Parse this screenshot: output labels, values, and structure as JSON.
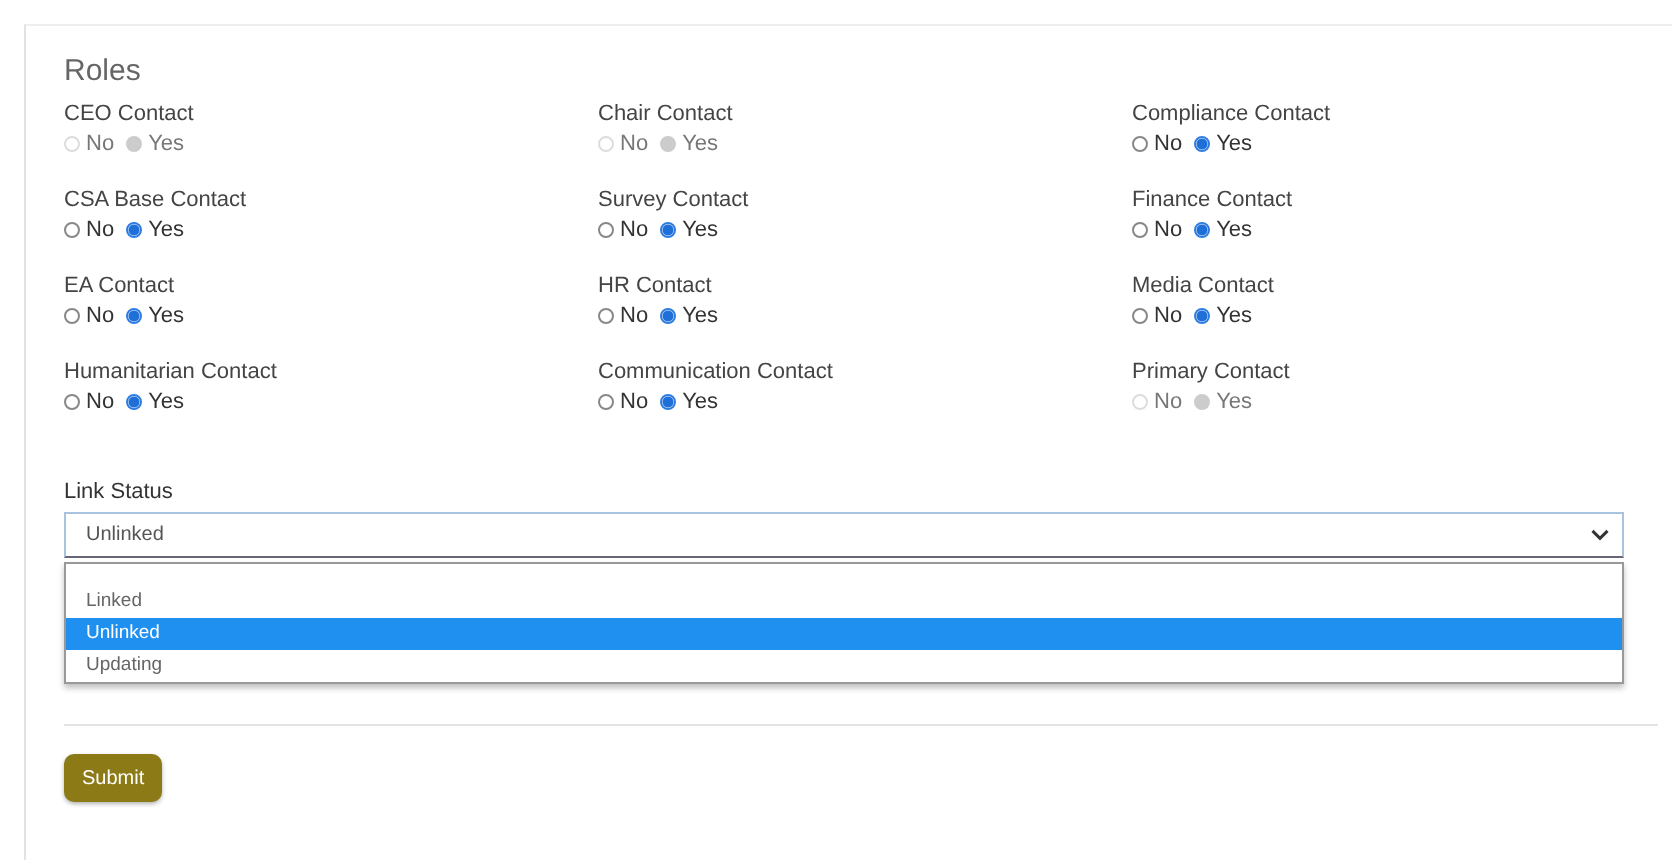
{
  "section_title": "Roles",
  "roles": [
    {
      "label": "CEO Contact",
      "disabled": true,
      "options": [
        {
          "label": "No",
          "selected": false
        },
        {
          "label": "Yes",
          "selected": true
        }
      ]
    },
    {
      "label": "Chair Contact",
      "disabled": true,
      "options": [
        {
          "label": "No",
          "selected": false
        },
        {
          "label": "Yes",
          "selected": true
        }
      ]
    },
    {
      "label": "Compliance Contact",
      "disabled": false,
      "options": [
        {
          "label": "No",
          "selected": false
        },
        {
          "label": "Yes",
          "selected": true
        }
      ]
    },
    {
      "label": "CSA Base Contact",
      "disabled": false,
      "options": [
        {
          "label": "No",
          "selected": false
        },
        {
          "label": "Yes",
          "selected": true
        }
      ]
    },
    {
      "label": "Survey Contact",
      "disabled": false,
      "options": [
        {
          "label": "No",
          "selected": false
        },
        {
          "label": "Yes",
          "selected": true
        }
      ]
    },
    {
      "label": "Finance Contact",
      "disabled": false,
      "options": [
        {
          "label": "No",
          "selected": false
        },
        {
          "label": "Yes",
          "selected": true
        }
      ]
    },
    {
      "label": "EA Contact",
      "disabled": false,
      "options": [
        {
          "label": "No",
          "selected": false
        },
        {
          "label": "Yes",
          "selected": true
        }
      ]
    },
    {
      "label": "HR Contact",
      "disabled": false,
      "options": [
        {
          "label": "No",
          "selected": false
        },
        {
          "label": "Yes",
          "selected": true
        }
      ]
    },
    {
      "label": "Media Contact",
      "disabled": false,
      "options": [
        {
          "label": "No",
          "selected": false
        },
        {
          "label": "Yes",
          "selected": true
        }
      ]
    },
    {
      "label": "Humanitarian Contact",
      "disabled": false,
      "options": [
        {
          "label": "No",
          "selected": false
        },
        {
          "label": "Yes",
          "selected": true
        }
      ]
    },
    {
      "label": "Communication Contact",
      "disabled": false,
      "options": [
        {
          "label": "No",
          "selected": false
        },
        {
          "label": "Yes",
          "selected": true
        }
      ]
    },
    {
      "label": "Primary Contact",
      "disabled": true,
      "options": [
        {
          "label": "No",
          "selected": false
        },
        {
          "label": "Yes",
          "selected": true
        }
      ]
    }
  ],
  "link_status": {
    "label": "Link Status",
    "value": "Unlinked",
    "expanded": true,
    "options": [
      {
        "label": "Linked",
        "selected": false
      },
      {
        "label": "Unlinked",
        "selected": true
      },
      {
        "label": "Updating",
        "selected": false
      }
    ]
  },
  "submit_button": "Submit"
}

**Problem to work on**
Determine how many lines of the listing above include the word "Contact", and report that number only.

**Answer**
12